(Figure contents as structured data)
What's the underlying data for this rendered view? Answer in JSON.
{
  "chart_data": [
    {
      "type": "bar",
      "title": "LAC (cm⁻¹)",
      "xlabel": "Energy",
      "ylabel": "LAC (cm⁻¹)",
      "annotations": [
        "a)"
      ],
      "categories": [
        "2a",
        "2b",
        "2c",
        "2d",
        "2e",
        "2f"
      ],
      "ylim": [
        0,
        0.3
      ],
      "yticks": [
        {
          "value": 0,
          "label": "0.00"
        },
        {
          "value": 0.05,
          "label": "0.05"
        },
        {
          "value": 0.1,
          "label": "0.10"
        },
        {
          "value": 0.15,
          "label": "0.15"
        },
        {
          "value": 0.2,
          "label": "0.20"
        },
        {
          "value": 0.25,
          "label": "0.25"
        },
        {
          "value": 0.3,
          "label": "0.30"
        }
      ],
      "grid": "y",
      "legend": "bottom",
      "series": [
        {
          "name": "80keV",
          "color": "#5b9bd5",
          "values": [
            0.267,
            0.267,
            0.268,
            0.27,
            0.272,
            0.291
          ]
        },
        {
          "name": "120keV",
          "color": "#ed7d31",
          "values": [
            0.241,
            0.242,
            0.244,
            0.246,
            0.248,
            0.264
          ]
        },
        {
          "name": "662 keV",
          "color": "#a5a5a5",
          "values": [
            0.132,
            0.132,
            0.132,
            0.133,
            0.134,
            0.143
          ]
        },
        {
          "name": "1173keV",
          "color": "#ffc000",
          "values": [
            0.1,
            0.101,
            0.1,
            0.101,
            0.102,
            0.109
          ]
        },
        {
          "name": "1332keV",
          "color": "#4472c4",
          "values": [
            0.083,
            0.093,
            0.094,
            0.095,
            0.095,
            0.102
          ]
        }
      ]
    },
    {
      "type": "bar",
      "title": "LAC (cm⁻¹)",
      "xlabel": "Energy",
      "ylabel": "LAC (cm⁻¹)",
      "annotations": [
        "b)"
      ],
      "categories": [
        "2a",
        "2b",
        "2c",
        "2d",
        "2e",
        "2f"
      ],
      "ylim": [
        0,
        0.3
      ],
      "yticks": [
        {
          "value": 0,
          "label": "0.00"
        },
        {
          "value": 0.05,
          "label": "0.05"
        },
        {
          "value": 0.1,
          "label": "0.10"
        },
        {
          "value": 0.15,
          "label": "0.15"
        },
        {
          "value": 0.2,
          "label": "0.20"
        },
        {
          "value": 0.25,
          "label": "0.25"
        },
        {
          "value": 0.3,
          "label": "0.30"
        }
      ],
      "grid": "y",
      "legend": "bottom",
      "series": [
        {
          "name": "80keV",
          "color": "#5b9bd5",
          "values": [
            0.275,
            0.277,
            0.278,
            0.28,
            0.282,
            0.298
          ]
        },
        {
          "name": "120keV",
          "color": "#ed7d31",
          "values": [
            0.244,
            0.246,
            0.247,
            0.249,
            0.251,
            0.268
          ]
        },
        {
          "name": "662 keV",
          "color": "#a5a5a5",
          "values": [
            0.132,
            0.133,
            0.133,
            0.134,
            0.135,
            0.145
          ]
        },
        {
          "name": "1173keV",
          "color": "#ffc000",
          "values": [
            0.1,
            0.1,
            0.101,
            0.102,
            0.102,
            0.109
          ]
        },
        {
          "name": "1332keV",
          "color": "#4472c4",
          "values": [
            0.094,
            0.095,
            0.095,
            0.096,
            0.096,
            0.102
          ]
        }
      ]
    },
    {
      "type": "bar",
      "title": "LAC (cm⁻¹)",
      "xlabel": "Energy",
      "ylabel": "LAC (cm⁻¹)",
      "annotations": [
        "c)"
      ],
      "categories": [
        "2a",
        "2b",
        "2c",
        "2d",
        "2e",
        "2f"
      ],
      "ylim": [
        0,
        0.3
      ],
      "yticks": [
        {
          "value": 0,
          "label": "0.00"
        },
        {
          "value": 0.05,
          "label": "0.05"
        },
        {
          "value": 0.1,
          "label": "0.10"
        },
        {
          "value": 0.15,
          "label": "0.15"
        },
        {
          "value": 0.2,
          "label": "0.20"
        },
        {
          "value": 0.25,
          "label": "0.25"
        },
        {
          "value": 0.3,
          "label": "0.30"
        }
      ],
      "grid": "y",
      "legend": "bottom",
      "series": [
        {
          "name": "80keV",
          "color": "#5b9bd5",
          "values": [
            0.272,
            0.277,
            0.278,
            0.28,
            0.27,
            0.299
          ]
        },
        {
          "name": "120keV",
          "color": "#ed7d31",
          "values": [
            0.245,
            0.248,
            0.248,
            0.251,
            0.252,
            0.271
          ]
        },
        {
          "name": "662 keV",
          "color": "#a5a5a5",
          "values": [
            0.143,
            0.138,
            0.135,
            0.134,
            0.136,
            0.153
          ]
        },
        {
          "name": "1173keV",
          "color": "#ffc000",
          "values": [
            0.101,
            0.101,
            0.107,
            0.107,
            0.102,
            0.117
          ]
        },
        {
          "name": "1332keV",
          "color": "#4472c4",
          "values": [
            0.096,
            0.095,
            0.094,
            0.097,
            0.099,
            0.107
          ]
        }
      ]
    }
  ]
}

• REQUIREMENTS
Print all of the entries exactly as they are written.

• ANSWER TO THE PROBLEM
What's the underlying data for this rendered view? Answer in JSON.
{
  "chart_data": [
    {
      "type": "bar",
      "title": "LAC (cm⁻¹)",
      "xlabel": "Energy",
      "ylabel": "LAC (cm⁻¹)",
      "annotations": [
        "a)"
      ],
      "categories": [
        "2a",
        "2b",
        "2c",
        "2d",
        "2e",
        "2f"
      ],
      "ylim": [
        0,
        0.3
      ],
      "yticks": [
        {
          "value": 0,
          "label": "0.00"
        },
        {
          "value": 0.05,
          "label": "0.05"
        },
        {
          "value": 0.1,
          "label": "0.10"
        },
        {
          "value": 0.15,
          "label": "0.15"
        },
        {
          "value": 0.2,
          "label": "0.20"
        },
        {
          "value": 0.25,
          "label": "0.25"
        },
        {
          "value": 0.3,
          "label": "0.30"
        }
      ],
      "grid": "y",
      "legend": "bottom",
      "series": [
        {
          "name": "80keV",
          "color": "#5b9bd5",
          "values": [
            0.267,
            0.267,
            0.268,
            0.27,
            0.272,
            0.291
          ]
        },
        {
          "name": "120keV",
          "color": "#ed7d31",
          "values": [
            0.241,
            0.242,
            0.244,
            0.246,
            0.248,
            0.264
          ]
        },
        {
          "name": "662 keV",
          "color": "#a5a5a5",
          "values": [
            0.132,
            0.132,
            0.132,
            0.133,
            0.134,
            0.143
          ]
        },
        {
          "name": "1173keV",
          "color": "#ffc000",
          "values": [
            0.1,
            0.101,
            0.1,
            0.101,
            0.102,
            0.109
          ]
        },
        {
          "name": "1332keV",
          "color": "#4472c4",
          "values": [
            0.083,
            0.093,
            0.094,
            0.095,
            0.095,
            0.102
          ]
        }
      ]
    },
    {
      "type": "bar",
      "title": "LAC (cm⁻¹)",
      "xlabel": "Energy",
      "ylabel": "LAC (cm⁻¹)",
      "annotations": [
        "b)"
      ],
      "categories": [
        "2a",
        "2b",
        "2c",
        "2d",
        "2e",
        "2f"
      ],
      "ylim": [
        0,
        0.3
      ],
      "yticks": [
        {
          "value": 0,
          "label": "0.00"
        },
        {
          "value": 0.05,
          "label": "0.05"
        },
        {
          "value": 0.1,
          "label": "0.10"
        },
        {
          "value": 0.15,
          "label": "0.15"
        },
        {
          "value": 0.2,
          "label": "0.20"
        },
        {
          "value": 0.25,
          "label": "0.25"
        },
        {
          "value": 0.3,
          "label": "0.30"
        }
      ],
      "grid": "y",
      "legend": "bottom",
      "series": [
        {
          "name": "80keV",
          "color": "#5b9bd5",
          "values": [
            0.275,
            0.277,
            0.278,
            0.28,
            0.282,
            0.298
          ]
        },
        {
          "name": "120keV",
          "color": "#ed7d31",
          "values": [
            0.244,
            0.246,
            0.247,
            0.249,
            0.251,
            0.268
          ]
        },
        {
          "name": "662 keV",
          "color": "#a5a5a5",
          "values": [
            0.132,
            0.133,
            0.133,
            0.134,
            0.135,
            0.145
          ]
        },
        {
          "name": "1173keV",
          "color": "#ffc000",
          "values": [
            0.1,
            0.1,
            0.101,
            0.102,
            0.102,
            0.109
          ]
        },
        {
          "name": "1332keV",
          "color": "#4472c4",
          "values": [
            0.094,
            0.095,
            0.095,
            0.096,
            0.096,
            0.102
          ]
        }
      ]
    },
    {
      "type": "bar",
      "title": "LAC (cm⁻¹)",
      "xlabel": "Energy",
      "ylabel": "LAC (cm⁻¹)",
      "annotations": [
        "c)"
      ],
      "categories": [
        "2a",
        "2b",
        "2c",
        "2d",
        "2e",
        "2f"
      ],
      "ylim": [
        0,
        0.3
      ],
      "yticks": [
        {
          "value": 0,
          "label": "0.00"
        },
        {
          "value": 0.05,
          "label": "0.05"
        },
        {
          "value": 0.1,
          "label": "0.10"
        },
        {
          "value": 0.15,
          "label": "0.15"
        },
        {
          "value": 0.2,
          "label": "0.20"
        },
        {
          "value": 0.25,
          "label": "0.25"
        },
        {
          "value": 0.3,
          "label": "0.30"
        }
      ],
      "grid": "y",
      "legend": "bottom",
      "series": [
        {
          "name": "80keV",
          "color": "#5b9bd5",
          "values": [
            0.272,
            0.277,
            0.278,
            0.28,
            0.27,
            0.299
          ]
        },
        {
          "name": "120keV",
          "color": "#ed7d31",
          "values": [
            0.245,
            0.248,
            0.248,
            0.251,
            0.252,
            0.271
          ]
        },
        {
          "name": "662 keV",
          "color": "#a5a5a5",
          "values": [
            0.143,
            0.138,
            0.135,
            0.134,
            0.136,
            0.153
          ]
        },
        {
          "name": "1173keV",
          "color": "#ffc000",
          "values": [
            0.101,
            0.101,
            0.107,
            0.107,
            0.102,
            0.117
          ]
        },
        {
          "name": "1332keV",
          "color": "#4472c4",
          "values": [
            0.096,
            0.095,
            0.094,
            0.097,
            0.099,
            0.107
          ]
        }
      ]
    }
  ]
}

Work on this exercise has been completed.